YOUR OBJECTIVE >> Read the records and gather each line that includes "enfants".

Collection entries
-- begin --
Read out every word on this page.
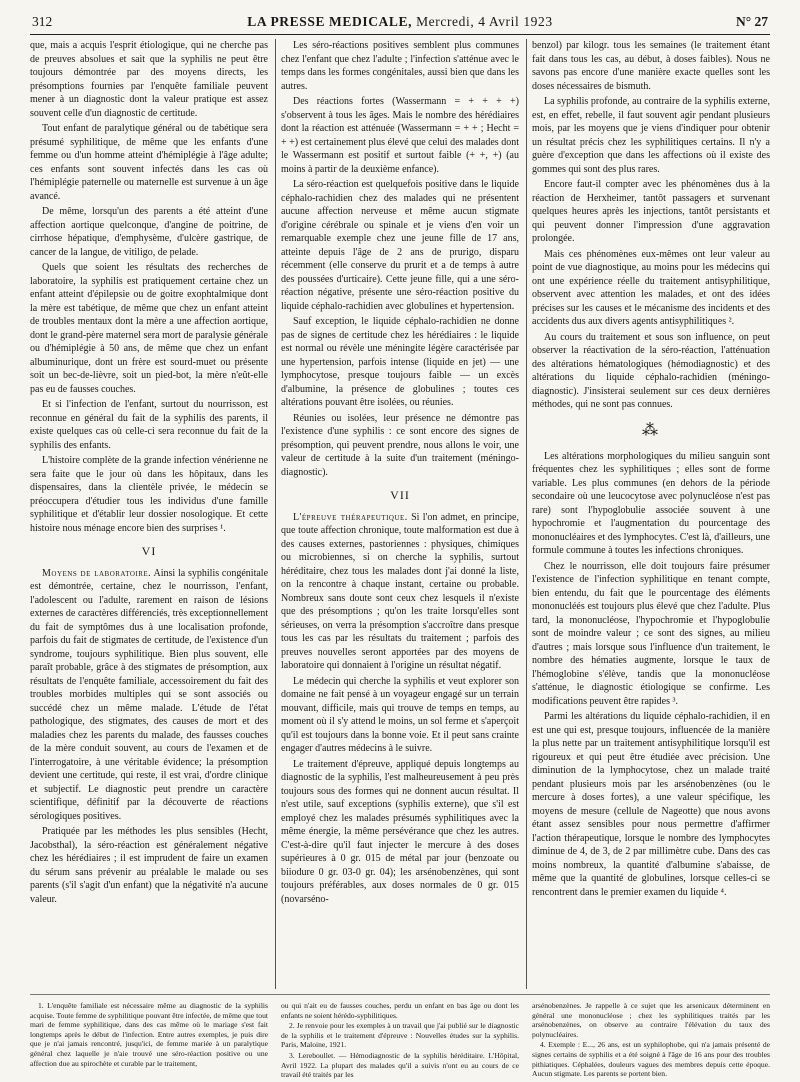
312	LA PRESSE MEDICALE, Mercredi, 4 Avril 1923	N° 27

que, mais a acquis l'esprit étiologique, qui ne cherche pas de preuves absolues et sait que la syphilis ne peut être toujours démontrée par des moyens directs, les présomptions fournies par l'enquête familiale peuvent mener à un diagnostic dont la valeur pratique est assez souvent celle d'un diagnostic de certitude.

Tout enfant de paralytique général ou de tabétique sera présumé syphilitique, de même que les enfants d'une femme ou d'un homme atteint d'hémiplégie à l'âge adulte; ces enfants sont souvent infectés dans les cas où l'hémiplégie paternelle ou maternelle est survenue à un âge avancé.

De même, lorsqu'un des parents a été atteint d'une affection aortique quelconque, d'angine de poitrine, de cirrhose hépatique, d'emphysème, d'ulcère gastrique, de cancer de la langue, de vitiligo, de pelade.

Quels que soient les résultats des recherches de laboratoire, la syphilis est pratiquement certaine chez un enfant atteint d'épilepsie ou de goitre exophtalmique dont la mère est tabétique, de même que chez un enfant atteint de troubles mentaux dont la mère a une affection aortique, dont le grand-père maternel sera mort de paralysie générale ou d'hémiplégie à 50 ans, de même que chez un enfant albuminurique, dont un frère est sourd-muet ou présente soit un bec-de-lièvre, soit un pied-bot, la mère n'eût-elle pas eu de fausses couches.

Et si l'infection de l'enfant, surtout du nourrisson, est reconnue en général du fait de la syphilis des parents, il existe quelques cas où celle-ci sera reconnue du fait de la syphilis des enfants.

L'histoire complète de la grande infection vénérienne ne sera faite que le jour où dans les hôpitaux, dans les dispensaires, dans la clientèle privée, le médecin se préoccupera d'étudier tous les individus d'une famille syphilitique et d'établir leur dossier nosologique. Et cette histoire nous ménage encore bien des surprises ¹.

VI

Moyens de laboratoire. Ainsi la syphilis congénitale est démontrée, certaine, chez le nourrisson, l'enfant, l'adolescent ou l'adulte, rarement en raison de lésions externes de caractères différenciés, très exceptionnellement du fait de symptômes dus à une localisation profonde, parfois du fait de stigmates de certitude, de l'existence d'un syndrome, toujours syphilitique. Bien plus souvent, elle paraît probable, grâce à des stigmates de présomption, aux résultats de l'enquête familiale, accessoirement du fait des troubles morbides multiples qui se sont associés ou succédé chez un même malade. L'étude de l'état pathologique, des stigmates, des causes de mort et des maladies chez les parents du malade, des fausses couches de la mère conduit souvent, au cours de l'examen et de l'interrogatoire, à une véritable évidence; la présomption devient une certitude, qui reste, il est vrai, d'ordre clinique et subjectif. Le diagnostic peut prendre un caractère scientifique, définitif par la découverte de réactions sérologiques positives.

Pratiquée par les méthodes les plus sensibles (Hecht, Jacobsthal), la séro-réaction est généralement négative chez les hérédiaires ; il est imprudent de faire un examen du sérum sans prévenir au préalable le malade ou ses parents (s'il s'agit d'un enfant) que la négativité n'a aucune valeur.

Les séro-réactions positives semblent plus communes chez l'enfant que chez l'adulte ; l'infection s'atténue avec le temps dans les formes congénitales, aussi bien que dans les autres.

Des réactions fortes (Wassermann = + + + +) s'observent à tous les âges. Mais le nombre des hérédiaires dont la réaction est atténuée (Wassermann = + + ; Hecht = + +) est certainement plus élevé que celui des malades dont le Wassermann est positif et surtout faible (+ +, +) (au moins à partir de la deuxième enfance).

La séro-réaction est quelquefois positive dans le liquide céphalo-rachidien chez des malades qui ne présentent aucune affection nerveuse et même aucun stigmate d'origine cérébrale ou spinale et je viens d'en voir un remarquable exemple chez une jeune fille de 17 ans, atteinte depuis l'âge de 2 ans de prurigo, disparu récemment (elle conserve du prurit et a de temps à autre des poussées d'urticaire). Cette jeune fille, qui a une séro-réaction négative, présente une séro-réaction positive du liquide céphalo-rachidien avec globulines et hypertension.

Sauf exception, le liquide céphalo-rachidien ne donne pas de signes de certitude chez les hérédiaires : le liquide est normal ou révèle une méningite légère caractérisée par une hypertension, parfois intense (liquide en jet) — une lymphocytose, presque toujours faible — un excès d'albumine, la présence de globulines ; toutes ces altérations pouvant être isolées, ou réunies.

Réunies ou isolées, leur présence ne démontre pas l'existence d'une syphilis : ce sont encore des signes de présomption, qui peuvent prendre, nous allons le voir, une valeur de certitude à la suite d'un traitement (méningo-diagnostic).

VII

L'épreuve thérapeutique. Si l'on admet, en principe, que toute affection chronique, toute malformation est due à des causes externes, pastoriennes : physiques, chimiques ou microbiennes, si on cherche la syphilis, surtout héréditaire, chez tous les malades dont j'ai donné la liste, on la rencontre à chaque instant, certaine ou probable. Nombreux sans doute sont ceux chez lesquels il n'existe que des présomptions ; qu'on les traite lorsqu'elles sont sérieuses, on verra la présomption s'accroître dans presque tous les cas par les résultats du traitement ; parfois des preuves nouvelles seront apportées par des moyens de laboratoire qui donnaient à l'origine un résultat négatif.

Le médecin qui cherche la syphilis et veut explorer son domaine ne fait pensé à un voyageur engagé sur un terrain mouvant, difficile, mais qui trouve de temps en temps, au moment où il s'y attend le moins, un sol ferme et s'aperçoit qu'il est toujours dans la bonne voie. Et il peut sans crainte engager d'autres médecins à le suivre.

Le traitement d'épreuve, appliqué depuis longtemps au diagnostic de la syphilis, l'est malheureusement à peu près toujours sous des formes qui ne donnent aucun résultat. Il n'est utile, sauf exceptions (syphilis externe), que s'il est employé chez les malades présumés syphilitiques avec la même énergie, la même persévérance que chez les autres. C'est-à-dire qu'il faut injecter le mercure à des doses supérieures à 0 gr. 015 de métal par jour (benzoate ou biiodure 0 gr. 03-0 gr. 04); les arsénobenzènes, qui sont toujours préférables, aux doses normales de 0 gr. 015 (novarséno-

benzol) par kilogr. tous les semaines (le traitement étant fait dans tous les cas, au début, à doses faibles). Nous ne savons pas encore d'une manière exacte quelles sont les doses nécessaires de bismuth.

La syphilis profonde, au contraire de la syphilis externe, est, en effet, rebelle, il faut souvent agir pendant plusieurs mois, par les moyens que je viens d'indiquer pour obtenir un résultat précis chez les syphilitiques certains. Il n'y a guère d'exception que dans les affections où il existe des gommes qui sont des plus rares.

Encore faut-il compter avec les phénomènes dus à la réaction de Herxheimer, tantôt passagers et survenant quelques heures après les injections, tantôt persistants et qui peuvent donner l'impression d'une aggravation prolongée.

Mais ces phénomènes eux-mêmes ont leur valeur au point de vue diagnostique, au moins pour les médecins qui ont une expérience réelle du traitement antisyphilitique, observent avec attention les malades, et ont des idées précises sur les causes et le mécanisme des incidents et des accidents dus aux divers agents antisyphilitiques ².

Au cours du traitement et sous son influence, on peut observer la réactivation de la séro-réaction, l'atténuation des altérations hématologiques (hémodiagnostic) et des altérations du liquide céphalo-rachidien (méningo-diagnostic). J'insisterai seulement sur ces deux dernières méthodes, qui ne sont pas connues.

⁂

Les altérations morphologiques du milieu sanguin sont fréquentes chez les syphilitiques ; elles sont de forme variable. Les plus communes (en dehors de la période secondaire où une leucocytose avec polynucléose n'est pas rare) sont l'hypoglobulie associée souvent à une hypochromie et l'augmentation du pourcentage des mononucléaires et des lymphocytes. C'est là, d'ailleurs, une formule commune à toutes les infections chroniques.

Chez le nourrisson, elle doit toujours faire présumer l'existence de l'infection syphilitique en tenant compte, bien entendu, du fait que le pourcentage des éléments mononucléés est toujours plus élevé que chez l'adulte. Plus tard, la mononucléose, l'hypochromie et l'hypoglobulie sont de moindre valeur ; ce sont des signes, au milieu d'autres ; mais lorsque sous l'influence d'un traitement, le nombre des hématies augmente, lorsque le taux de l'hémoglobine s'élève, tandis que la mononucléose s'atténue, le diagnostic étiologique se confirme. Les modifications peuvent être rapides ³.

Parmi les altérations du liquide céphalo-rachidien, il en est une qui est, presque toujours, influencée de la manière la plus nette par un traitement antisyphilitique lorsqu'il est rigoureux et qui peut être étudiée avec précision. Une diminution de la lymphocytose, chez un malade traité pendant plusieurs mois par les arsénobenzènes (ou le mercure à doses fortes), a une valeur spécifique, les moyens de mesure (cellule de Nageotte) que nous avons étant assez sensibles pour nous permettre d'affirmer l'action thérapeutique, lorsque le nombre des lymphocytes diminue de 4, de 3, de 2 par millimètre cube. Dans des cas moins nombreux, la quantité d'albumine s'abaisse, de même que la quantité de globulines, lorsque celles-ci se rencontrent dans le premier examen du liquide ⁴.

1. L'enquête familiale est nécessaire même au diagnostic de la syphilis acquise. Toute femme de syphilitique pouvant être infectée, de même que tout mari de femme syphilitique, dans des cas même où le mariage s'est fait longtemps après le début de l'infection. Entre autres exemples, je puis dire que je n'ai jamais rencontré, jusqu'ici, de femme mariée à un paralytique général chez laquelle je n'aie trouvé une séro-réaction positive ou une affection due au spirochète et curable par le traitement,

ou qui n'ait eu de fausses couches, perdu un enfant en bas âge ou dont les enfants ne soient hérédo-syphilitiques.

2. Je renvoie pour les exemples à un travail que j'ai publié sur le diagnostic de la syphilis et le traitement d'épreuve : Nouvelles études sur la syphilis. Paris, Maloine, 1921.

3. Lereboullet. — Hémodiagnostic de la syphilis héréditaire. L'Hôpital, Avril 1922. La plupart des malades qu'il a suivis n'ont eu au cours de ce travail été traités par les

arsénobenzènes. Je rappelle à ce sujet que les arsenicaux déterminent en général une mononucléose ; chez les syphilitiques traités par les arsénobenzènes, on observe au contraire l'élévation du taux des polynucléaires.

4. Exemple : E..., 26 ans, est un syphilophobe, qui n'a jamais présenté de signes certains de syphilis et a été soigné à l'âge de 16 ans pour des troubles pithiatiques. Céphalées, douleurs vagues des membres depuis cette époque. Aucun stigmate. Les parents se portent bien.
-- end --
THE OUTPUT >>
Tout enfant de paralytique général ou de tabétique sera présumé syphilitique, de même que les enfants d'une femme ou d'un homme atteint d'hémiplégie à l'âge adulte; ces enfants sont souvent infectés dans les cas où l'hémiplégie paternelle ou maternelle est survenue à un âge avancé.
Et si l'infection de l'enfant, surtout du nourrisson, est reconnue en général du fait de la syphilis des parents, il existe quelques cas où celle-ci sera reconnue du fait de la syphilis des enfants.
ou qui n'ait eu de fausses couches, perdu un enfant en bas âge ou dont les enfants ne soient hérédo-syphilitiques.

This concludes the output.